REQUIRED WORK.
Once you have read the entries below, write them all out again exactly.

MATERIAL PROVIDED.
※ ※ ※

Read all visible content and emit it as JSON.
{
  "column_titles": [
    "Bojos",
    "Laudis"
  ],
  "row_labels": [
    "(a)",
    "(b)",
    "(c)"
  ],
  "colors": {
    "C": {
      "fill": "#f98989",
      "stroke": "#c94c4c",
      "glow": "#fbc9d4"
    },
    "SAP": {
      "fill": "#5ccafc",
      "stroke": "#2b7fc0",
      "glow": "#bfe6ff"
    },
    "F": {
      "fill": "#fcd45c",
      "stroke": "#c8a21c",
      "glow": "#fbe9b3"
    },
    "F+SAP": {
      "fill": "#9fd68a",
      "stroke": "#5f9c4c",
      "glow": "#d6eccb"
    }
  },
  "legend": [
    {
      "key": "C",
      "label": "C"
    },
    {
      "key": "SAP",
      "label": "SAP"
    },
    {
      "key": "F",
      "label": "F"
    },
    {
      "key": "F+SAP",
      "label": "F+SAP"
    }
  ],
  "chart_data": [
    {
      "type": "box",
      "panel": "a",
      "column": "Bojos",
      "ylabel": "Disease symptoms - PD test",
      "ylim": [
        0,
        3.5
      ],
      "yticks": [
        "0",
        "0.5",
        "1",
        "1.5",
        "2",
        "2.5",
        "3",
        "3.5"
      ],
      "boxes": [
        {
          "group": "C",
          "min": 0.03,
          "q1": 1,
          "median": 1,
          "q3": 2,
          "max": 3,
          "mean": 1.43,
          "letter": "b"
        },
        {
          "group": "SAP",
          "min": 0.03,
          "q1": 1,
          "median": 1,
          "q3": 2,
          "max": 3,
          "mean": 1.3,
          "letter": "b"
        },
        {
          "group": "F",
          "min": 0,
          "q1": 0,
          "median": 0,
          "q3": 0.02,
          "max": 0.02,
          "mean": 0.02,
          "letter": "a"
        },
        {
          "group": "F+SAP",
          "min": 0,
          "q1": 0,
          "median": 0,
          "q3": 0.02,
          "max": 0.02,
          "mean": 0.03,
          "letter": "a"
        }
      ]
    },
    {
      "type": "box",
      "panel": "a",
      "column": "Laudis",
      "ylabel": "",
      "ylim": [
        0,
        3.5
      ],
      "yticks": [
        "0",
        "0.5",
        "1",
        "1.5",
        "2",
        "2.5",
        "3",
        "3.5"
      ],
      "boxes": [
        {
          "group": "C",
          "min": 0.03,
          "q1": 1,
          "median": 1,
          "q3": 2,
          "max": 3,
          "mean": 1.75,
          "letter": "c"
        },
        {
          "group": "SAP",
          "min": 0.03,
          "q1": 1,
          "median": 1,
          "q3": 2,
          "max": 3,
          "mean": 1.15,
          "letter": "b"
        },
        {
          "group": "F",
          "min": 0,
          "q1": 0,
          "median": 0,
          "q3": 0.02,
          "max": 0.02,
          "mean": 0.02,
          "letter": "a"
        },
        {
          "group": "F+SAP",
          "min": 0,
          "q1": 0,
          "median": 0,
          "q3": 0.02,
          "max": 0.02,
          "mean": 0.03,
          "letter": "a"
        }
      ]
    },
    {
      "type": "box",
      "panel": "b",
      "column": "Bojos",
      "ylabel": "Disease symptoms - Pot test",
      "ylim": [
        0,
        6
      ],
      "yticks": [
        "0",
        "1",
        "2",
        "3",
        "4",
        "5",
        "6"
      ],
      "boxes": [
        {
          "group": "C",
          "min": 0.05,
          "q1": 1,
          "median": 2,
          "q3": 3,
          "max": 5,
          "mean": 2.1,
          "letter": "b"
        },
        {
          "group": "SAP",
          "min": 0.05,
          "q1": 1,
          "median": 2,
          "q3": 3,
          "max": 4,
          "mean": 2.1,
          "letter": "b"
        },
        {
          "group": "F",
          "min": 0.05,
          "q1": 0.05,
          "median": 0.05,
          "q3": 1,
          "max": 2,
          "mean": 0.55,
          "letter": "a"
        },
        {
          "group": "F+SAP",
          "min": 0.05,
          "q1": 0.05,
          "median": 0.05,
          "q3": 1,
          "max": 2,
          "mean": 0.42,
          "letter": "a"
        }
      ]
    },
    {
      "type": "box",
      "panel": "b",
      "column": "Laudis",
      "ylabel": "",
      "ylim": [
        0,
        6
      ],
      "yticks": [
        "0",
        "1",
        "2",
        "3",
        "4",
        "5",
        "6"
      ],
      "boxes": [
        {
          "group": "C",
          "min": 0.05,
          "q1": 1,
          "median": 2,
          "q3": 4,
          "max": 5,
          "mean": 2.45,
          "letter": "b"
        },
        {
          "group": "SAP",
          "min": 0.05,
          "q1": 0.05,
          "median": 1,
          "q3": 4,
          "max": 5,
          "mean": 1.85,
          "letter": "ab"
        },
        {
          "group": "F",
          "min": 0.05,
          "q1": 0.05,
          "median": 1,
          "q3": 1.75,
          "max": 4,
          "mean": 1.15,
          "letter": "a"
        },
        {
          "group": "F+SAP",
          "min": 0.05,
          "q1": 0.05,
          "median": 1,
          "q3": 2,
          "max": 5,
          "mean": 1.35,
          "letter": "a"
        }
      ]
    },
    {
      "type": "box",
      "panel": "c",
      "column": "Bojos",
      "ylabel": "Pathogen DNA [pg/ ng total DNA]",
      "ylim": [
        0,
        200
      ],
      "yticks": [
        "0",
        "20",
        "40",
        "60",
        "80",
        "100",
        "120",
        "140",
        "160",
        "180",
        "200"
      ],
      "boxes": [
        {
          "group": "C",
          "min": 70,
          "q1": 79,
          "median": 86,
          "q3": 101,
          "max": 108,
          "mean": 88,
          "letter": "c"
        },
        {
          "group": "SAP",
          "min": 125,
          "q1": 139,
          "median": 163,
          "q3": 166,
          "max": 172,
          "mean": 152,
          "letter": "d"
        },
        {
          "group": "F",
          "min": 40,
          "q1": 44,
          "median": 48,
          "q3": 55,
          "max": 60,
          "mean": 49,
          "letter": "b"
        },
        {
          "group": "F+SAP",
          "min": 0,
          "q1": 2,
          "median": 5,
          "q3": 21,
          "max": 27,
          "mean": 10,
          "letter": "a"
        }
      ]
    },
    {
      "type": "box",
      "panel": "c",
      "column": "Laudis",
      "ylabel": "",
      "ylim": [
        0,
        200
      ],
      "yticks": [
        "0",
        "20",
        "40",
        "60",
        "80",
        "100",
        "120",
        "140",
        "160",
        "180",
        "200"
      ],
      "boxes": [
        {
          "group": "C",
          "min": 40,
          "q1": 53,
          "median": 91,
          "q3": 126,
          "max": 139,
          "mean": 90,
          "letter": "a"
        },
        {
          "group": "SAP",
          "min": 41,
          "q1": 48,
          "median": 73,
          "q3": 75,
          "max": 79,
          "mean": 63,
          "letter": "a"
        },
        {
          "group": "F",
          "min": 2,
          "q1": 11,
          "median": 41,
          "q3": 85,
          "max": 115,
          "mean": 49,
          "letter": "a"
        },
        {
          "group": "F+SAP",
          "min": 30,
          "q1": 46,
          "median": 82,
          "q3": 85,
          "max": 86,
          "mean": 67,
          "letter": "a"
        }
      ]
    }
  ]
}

※ ※ ※

YOUR SOLUTION.
Read all visible content and emit it as JSON.
{
  "column_titles": [
    "Bojos",
    "Laudis"
  ],
  "row_labels": [
    "(a)",
    "(b)",
    "(c)"
  ],
  "colors": {
    "C": {
      "fill": "#f98989",
      "stroke": "#c94c4c",
      "glow": "#fbc9d4"
    },
    "SAP": {
      "fill": "#5ccafc",
      "stroke": "#2b7fc0",
      "glow": "#bfe6ff"
    },
    "F": {
      "fill": "#fcd45c",
      "stroke": "#c8a21c",
      "glow": "#fbe9b3"
    },
    "F+SAP": {
      "fill": "#9fd68a",
      "stroke": "#5f9c4c",
      "glow": "#d6eccb"
    }
  },
  "legend": [
    {
      "key": "C",
      "label": "C"
    },
    {
      "key": "SAP",
      "label": "SAP"
    },
    {
      "key": "F",
      "label": "F"
    },
    {
      "key": "F+SAP",
      "label": "F+SAP"
    }
  ],
  "chart_data": [
    {
      "type": "box",
      "panel": "a",
      "column": "Bojos",
      "ylabel": "Disease symptoms - PD test",
      "ylim": [
        0,
        3.5
      ],
      "yticks": [
        "0",
        "0.5",
        "1",
        "1.5",
        "2",
        "2.5",
        "3",
        "3.5"
      ],
      "boxes": [
        {
          "group": "C",
          "min": 0.03,
          "q1": 1,
          "median": 1,
          "q3": 2,
          "max": 3,
          "mean": 1.43,
          "letter": "b"
        },
        {
          "group": "SAP",
          "min": 0.03,
          "q1": 1,
          "median": 1,
          "q3": 2,
          "max": 3,
          "mean": 1.3,
          "letter": "b"
        },
        {
          "group": "F",
          "min": 0,
          "q1": 0,
          "median": 0,
          "q3": 0.02,
          "max": 0.02,
          "mean": 0.02,
          "letter": "a"
        },
        {
          "group": "F+SAP",
          "min": 0,
          "q1": 0,
          "median": 0,
          "q3": 0.02,
          "max": 0.02,
          "mean": 0.03,
          "letter": "a"
        }
      ]
    },
    {
      "type": "box",
      "panel": "a",
      "column": "Laudis",
      "ylabel": "",
      "ylim": [
        0,
        3.5
      ],
      "yticks": [
        "0",
        "0.5",
        "1",
        "1.5",
        "2",
        "2.5",
        "3",
        "3.5"
      ],
      "boxes": [
        {
          "group": "C",
          "min": 0.03,
          "q1": 1,
          "median": 1,
          "q3": 2,
          "max": 3,
          "mean": 1.75,
          "letter": "c"
        },
        {
          "group": "SAP",
          "min": 0.03,
          "q1": 1,
          "median": 1,
          "q3": 2,
          "max": 3,
          "mean": 1.15,
          "letter": "b"
        },
        {
          "group": "F",
          "min": 0,
          "q1": 0,
          "median": 0,
          "q3": 0.02,
          "max": 0.02,
          "mean": 0.02,
          "letter": "a"
        },
        {
          "group": "F+SAP",
          "min": 0,
          "q1": 0,
          "median": 0,
          "q3": 0.02,
          "max": 0.02,
          "mean": 0.03,
          "letter": "a"
        }
      ]
    },
    {
      "type": "box",
      "panel": "b",
      "column": "Bojos",
      "ylabel": "Disease symptoms - Pot test",
      "ylim": [
        0,
        6
      ],
      "yticks": [
        "0",
        "1",
        "2",
        "3",
        "4",
        "5",
        "6"
      ],
      "boxes": [
        {
          "group": "C",
          "min": 0.05,
          "q1": 1,
          "median": 2,
          "q3": 3,
          "max": 5,
          "mean": 2.1,
          "letter": "b"
        },
        {
          "group": "SAP",
          "min": 0.05,
          "q1": 1,
          "median": 2,
          "q3": 3,
          "max": 4,
          "mean": 2.1,
          "letter": "b"
        },
        {
          "group": "F",
          "min": 0.05,
          "q1": 0.05,
          "median": 0.05,
          "q3": 1,
          "max": 2,
          "mean": 0.55,
          "letter": "a"
        },
        {
          "group": "F+SAP",
          "min": 0.05,
          "q1": 0.05,
          "median": 0.05,
          "q3": 1,
          "max": 2,
          "mean": 0.42,
          "letter": "a"
        }
      ]
    },
    {
      "type": "box",
      "panel": "b",
      "column": "Laudis",
      "ylabel": "",
      "ylim": [
        0,
        6
      ],
      "yticks": [
        "0",
        "1",
        "2",
        "3",
        "4",
        "5",
        "6"
      ],
      "boxes": [
        {
          "group": "C",
          "min": 0.05,
          "q1": 1,
          "median": 2,
          "q3": 4,
          "max": 5,
          "mean": 2.45,
          "letter": "b"
        },
        {
          "group": "SAP",
          "min": 0.05,
          "q1": 0.05,
          "median": 1,
          "q3": 4,
          "max": 5,
          "mean": 1.85,
          "letter": "ab"
        },
        {
          "group": "F",
          "min": 0.05,
          "q1": 0.05,
          "median": 1,
          "q3": 1.75,
          "max": 4,
          "mean": 1.15,
          "letter": "a"
        },
        {
          "group": "F+SAP",
          "min": 0.05,
          "q1": 0.05,
          "median": 1,
          "q3": 2,
          "max": 5,
          "mean": 1.35,
          "letter": "a"
        }
      ]
    },
    {
      "type": "box",
      "panel": "c",
      "column": "Bojos",
      "ylabel": "Pathogen DNA [pg/ ng total DNA]",
      "ylim": [
        0,
        200
      ],
      "yticks": [
        "0",
        "20",
        "40",
        "60",
        "80",
        "100",
        "120",
        "140",
        "160",
        "180",
        "200"
      ],
      "boxes": [
        {
          "group": "C",
          "min": 70,
          "q1": 79,
          "median": 86,
          "q3": 101,
          "max": 108,
          "mean": 88,
          "letter": "c"
        },
        {
          "group": "SAP",
          "min": 125,
          "q1": 139,
          "median": 163,
          "q3": 166,
          "max": 172,
          "mean": 152,
          "letter": "d"
        },
        {
          "group": "F",
          "min": 40,
          "q1": 44,
          "median": 48,
          "q3": 55,
          "max": 60,
          "mean": 49,
          "letter": "b"
        },
        {
          "group": "F+SAP",
          "min": 0,
          "q1": 2,
          "median": 5,
          "q3": 21,
          "max": 27,
          "mean": 10,
          "letter": "a"
        }
      ]
    },
    {
      "type": "box",
      "panel": "c",
      "column": "Laudis",
      "ylabel": "",
      "ylim": [
        0,
        200
      ],
      "yticks": [
        "0",
        "20",
        "40",
        "60",
        "80",
        "100",
        "120",
        "140",
        "160",
        "180",
        "200"
      ],
      "boxes": [
        {
          "group": "C",
          "min": 40,
          "q1": 53,
          "median": 91,
          "q3": 126,
          "max": 139,
          "mean": 90,
          "letter": "a"
        },
        {
          "group": "SAP",
          "min": 41,
          "q1": 48,
          "median": 73,
          "q3": 75,
          "max": 79,
          "mean": 63,
          "letter": "a"
        },
        {
          "group": "F",
          "min": 2,
          "q1": 11,
          "median": 41,
          "q3": 85,
          "max": 115,
          "mean": 49,
          "letter": "a"
        },
        {
          "group": "F+SAP",
          "min": 30,
          "q1": 46,
          "median": 82,
          "q3": 85,
          "max": 86,
          "mean": 67,
          "letter": "a"
        }
      ]
    }
  ]
}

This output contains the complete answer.